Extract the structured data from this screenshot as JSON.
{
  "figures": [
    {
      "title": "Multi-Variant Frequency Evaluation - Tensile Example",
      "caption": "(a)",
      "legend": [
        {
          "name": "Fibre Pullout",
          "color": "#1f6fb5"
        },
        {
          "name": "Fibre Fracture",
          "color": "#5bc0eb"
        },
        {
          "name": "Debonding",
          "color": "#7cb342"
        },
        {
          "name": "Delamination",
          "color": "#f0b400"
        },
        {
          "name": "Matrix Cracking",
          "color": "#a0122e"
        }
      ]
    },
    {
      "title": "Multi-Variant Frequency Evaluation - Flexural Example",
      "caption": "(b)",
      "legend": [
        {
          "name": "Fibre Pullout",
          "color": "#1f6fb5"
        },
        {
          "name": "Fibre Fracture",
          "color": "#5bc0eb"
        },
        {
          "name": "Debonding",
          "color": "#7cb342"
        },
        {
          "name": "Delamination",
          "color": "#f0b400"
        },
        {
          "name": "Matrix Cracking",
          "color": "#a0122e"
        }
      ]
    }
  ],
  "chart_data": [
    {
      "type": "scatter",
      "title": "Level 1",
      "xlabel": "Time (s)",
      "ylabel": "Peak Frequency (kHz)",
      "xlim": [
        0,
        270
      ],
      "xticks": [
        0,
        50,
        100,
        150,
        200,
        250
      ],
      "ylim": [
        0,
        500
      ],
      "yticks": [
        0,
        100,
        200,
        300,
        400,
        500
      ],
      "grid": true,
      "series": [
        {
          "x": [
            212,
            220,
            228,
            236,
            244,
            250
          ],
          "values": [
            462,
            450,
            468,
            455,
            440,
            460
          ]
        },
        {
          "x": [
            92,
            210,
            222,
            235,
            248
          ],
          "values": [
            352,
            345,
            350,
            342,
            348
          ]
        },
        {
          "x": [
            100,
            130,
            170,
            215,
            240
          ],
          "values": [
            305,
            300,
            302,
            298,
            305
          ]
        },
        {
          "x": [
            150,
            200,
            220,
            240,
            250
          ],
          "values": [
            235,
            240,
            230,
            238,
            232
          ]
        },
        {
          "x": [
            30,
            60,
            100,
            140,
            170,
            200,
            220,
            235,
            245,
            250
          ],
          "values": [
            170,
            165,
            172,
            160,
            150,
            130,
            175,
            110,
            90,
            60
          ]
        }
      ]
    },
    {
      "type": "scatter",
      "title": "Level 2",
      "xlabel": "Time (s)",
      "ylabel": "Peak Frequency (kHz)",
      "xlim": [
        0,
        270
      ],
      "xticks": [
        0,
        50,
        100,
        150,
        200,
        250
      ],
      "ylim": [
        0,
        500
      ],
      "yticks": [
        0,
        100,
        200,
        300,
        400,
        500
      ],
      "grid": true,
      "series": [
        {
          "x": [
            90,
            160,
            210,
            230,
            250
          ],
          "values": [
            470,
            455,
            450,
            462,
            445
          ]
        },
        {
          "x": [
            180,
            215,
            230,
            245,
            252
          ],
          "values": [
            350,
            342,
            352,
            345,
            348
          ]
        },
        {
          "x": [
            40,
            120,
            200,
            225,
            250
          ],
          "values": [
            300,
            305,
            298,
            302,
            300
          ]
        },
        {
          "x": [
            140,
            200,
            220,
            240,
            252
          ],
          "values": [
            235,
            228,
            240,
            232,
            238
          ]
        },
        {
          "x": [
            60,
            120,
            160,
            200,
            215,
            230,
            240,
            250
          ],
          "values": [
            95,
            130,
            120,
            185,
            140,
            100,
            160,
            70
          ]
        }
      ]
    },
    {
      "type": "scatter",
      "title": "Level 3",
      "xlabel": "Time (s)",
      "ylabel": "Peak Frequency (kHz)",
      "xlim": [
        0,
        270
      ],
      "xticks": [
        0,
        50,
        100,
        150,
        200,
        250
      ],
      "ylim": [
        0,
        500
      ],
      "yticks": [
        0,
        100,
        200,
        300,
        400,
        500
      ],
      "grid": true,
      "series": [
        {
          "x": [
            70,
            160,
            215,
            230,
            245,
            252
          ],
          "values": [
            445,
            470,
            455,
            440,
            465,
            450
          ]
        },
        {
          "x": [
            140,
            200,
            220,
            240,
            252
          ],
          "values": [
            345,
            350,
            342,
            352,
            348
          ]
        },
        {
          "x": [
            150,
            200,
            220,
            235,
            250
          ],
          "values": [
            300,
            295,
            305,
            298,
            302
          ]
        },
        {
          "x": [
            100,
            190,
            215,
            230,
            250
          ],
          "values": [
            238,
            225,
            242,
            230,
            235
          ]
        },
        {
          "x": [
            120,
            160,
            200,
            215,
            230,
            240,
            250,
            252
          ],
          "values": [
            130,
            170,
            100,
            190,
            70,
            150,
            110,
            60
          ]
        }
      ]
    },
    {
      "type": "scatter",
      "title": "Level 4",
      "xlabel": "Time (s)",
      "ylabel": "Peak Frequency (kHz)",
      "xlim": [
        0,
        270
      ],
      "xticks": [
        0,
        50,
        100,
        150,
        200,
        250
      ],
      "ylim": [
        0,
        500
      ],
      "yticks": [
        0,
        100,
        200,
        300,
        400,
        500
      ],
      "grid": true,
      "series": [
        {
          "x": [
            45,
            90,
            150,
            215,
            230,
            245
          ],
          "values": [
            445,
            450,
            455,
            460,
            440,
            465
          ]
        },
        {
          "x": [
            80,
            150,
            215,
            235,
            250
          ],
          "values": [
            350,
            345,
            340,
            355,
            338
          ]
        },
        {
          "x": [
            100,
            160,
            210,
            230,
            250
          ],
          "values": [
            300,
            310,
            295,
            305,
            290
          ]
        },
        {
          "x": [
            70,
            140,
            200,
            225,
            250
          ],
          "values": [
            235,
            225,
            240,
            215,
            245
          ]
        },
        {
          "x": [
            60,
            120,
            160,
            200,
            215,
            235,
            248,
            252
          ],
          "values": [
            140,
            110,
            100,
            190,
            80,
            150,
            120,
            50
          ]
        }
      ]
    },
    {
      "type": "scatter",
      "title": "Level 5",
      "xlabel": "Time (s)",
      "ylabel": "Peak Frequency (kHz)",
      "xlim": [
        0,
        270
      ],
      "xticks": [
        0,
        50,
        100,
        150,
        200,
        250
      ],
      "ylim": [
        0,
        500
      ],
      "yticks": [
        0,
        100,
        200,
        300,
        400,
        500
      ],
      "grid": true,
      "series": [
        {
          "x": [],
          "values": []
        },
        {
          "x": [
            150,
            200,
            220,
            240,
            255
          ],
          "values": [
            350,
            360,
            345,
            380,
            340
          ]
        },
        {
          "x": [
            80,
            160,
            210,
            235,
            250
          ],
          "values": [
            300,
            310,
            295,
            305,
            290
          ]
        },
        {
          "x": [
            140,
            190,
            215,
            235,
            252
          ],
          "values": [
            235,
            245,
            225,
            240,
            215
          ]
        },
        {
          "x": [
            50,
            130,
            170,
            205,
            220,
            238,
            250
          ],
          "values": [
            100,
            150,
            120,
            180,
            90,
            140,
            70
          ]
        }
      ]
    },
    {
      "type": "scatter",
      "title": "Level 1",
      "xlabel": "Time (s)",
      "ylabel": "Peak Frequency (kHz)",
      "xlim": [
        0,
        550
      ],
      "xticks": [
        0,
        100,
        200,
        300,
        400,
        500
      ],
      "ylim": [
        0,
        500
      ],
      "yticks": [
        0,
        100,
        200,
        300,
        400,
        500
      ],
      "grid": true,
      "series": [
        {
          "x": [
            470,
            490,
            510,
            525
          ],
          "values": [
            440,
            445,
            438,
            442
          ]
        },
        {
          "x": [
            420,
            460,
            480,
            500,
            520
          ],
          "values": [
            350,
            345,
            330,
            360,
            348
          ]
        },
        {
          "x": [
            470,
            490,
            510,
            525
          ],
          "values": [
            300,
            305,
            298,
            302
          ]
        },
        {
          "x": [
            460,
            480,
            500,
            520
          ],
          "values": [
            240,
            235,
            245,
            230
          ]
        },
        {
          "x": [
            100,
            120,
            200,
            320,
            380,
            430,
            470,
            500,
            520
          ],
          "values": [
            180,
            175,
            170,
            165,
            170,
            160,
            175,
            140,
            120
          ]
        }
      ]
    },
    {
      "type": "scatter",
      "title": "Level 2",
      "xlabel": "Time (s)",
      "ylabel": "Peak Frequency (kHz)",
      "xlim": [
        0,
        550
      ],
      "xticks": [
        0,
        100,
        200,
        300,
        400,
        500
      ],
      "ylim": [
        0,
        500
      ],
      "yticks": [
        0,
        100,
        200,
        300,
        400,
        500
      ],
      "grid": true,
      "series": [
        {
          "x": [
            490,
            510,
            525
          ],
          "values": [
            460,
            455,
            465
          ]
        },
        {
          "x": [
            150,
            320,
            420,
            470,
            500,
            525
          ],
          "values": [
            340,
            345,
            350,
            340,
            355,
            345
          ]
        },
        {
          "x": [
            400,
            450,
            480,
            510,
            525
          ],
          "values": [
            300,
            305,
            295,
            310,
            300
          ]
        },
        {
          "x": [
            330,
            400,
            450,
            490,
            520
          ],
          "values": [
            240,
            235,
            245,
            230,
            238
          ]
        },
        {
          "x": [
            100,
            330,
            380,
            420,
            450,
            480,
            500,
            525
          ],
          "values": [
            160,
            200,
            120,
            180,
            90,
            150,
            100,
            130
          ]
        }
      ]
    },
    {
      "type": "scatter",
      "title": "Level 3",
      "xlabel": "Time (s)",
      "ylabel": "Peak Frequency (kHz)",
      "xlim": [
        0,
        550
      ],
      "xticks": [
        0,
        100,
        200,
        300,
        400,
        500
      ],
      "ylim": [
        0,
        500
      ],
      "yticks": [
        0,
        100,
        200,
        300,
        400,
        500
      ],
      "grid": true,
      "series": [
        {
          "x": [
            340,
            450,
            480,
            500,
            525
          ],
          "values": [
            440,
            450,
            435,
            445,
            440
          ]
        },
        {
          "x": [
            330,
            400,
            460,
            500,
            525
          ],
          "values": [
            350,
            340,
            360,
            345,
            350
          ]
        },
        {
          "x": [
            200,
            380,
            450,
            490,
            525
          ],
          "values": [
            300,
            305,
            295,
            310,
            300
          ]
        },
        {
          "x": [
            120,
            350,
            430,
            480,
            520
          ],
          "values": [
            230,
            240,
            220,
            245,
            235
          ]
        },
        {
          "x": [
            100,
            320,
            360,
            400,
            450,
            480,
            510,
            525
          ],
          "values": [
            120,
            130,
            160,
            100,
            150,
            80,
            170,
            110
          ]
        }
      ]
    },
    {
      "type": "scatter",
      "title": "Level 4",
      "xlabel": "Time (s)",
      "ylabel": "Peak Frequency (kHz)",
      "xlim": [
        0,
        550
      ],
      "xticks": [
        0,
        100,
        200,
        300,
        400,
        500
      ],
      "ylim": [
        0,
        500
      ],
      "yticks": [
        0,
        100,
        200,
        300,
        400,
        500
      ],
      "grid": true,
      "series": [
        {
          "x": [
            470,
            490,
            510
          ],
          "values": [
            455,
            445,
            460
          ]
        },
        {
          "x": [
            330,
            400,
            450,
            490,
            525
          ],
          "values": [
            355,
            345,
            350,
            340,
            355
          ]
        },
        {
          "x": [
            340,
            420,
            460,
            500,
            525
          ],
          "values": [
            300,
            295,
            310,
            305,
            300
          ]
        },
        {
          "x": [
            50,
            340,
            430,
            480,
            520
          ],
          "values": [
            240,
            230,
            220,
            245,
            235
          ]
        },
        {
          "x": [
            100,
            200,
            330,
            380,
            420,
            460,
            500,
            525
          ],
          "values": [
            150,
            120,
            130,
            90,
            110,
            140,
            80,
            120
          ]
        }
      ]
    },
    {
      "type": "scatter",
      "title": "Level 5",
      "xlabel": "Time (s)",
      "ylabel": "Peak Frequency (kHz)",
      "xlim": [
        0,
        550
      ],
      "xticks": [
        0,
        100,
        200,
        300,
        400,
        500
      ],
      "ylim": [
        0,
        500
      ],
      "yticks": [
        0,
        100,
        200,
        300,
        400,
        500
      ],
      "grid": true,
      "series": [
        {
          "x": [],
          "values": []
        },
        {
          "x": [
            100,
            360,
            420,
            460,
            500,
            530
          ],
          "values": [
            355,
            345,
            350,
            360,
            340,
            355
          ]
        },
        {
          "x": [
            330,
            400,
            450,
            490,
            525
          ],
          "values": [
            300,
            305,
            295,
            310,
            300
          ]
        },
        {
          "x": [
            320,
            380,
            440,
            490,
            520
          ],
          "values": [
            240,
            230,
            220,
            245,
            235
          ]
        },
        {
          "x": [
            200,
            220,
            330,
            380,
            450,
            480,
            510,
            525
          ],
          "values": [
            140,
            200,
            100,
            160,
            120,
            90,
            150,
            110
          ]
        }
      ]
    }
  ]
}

- [DIRECTIVE] Where a line of the records above holds the word "Multi", copy that line.

- [FINAL RESULT]
      "title": "Multi-Variant Frequency Evaluation - Tensile Example",
      "title": "Multi-Variant Frequency Evaluation - Flexural Example",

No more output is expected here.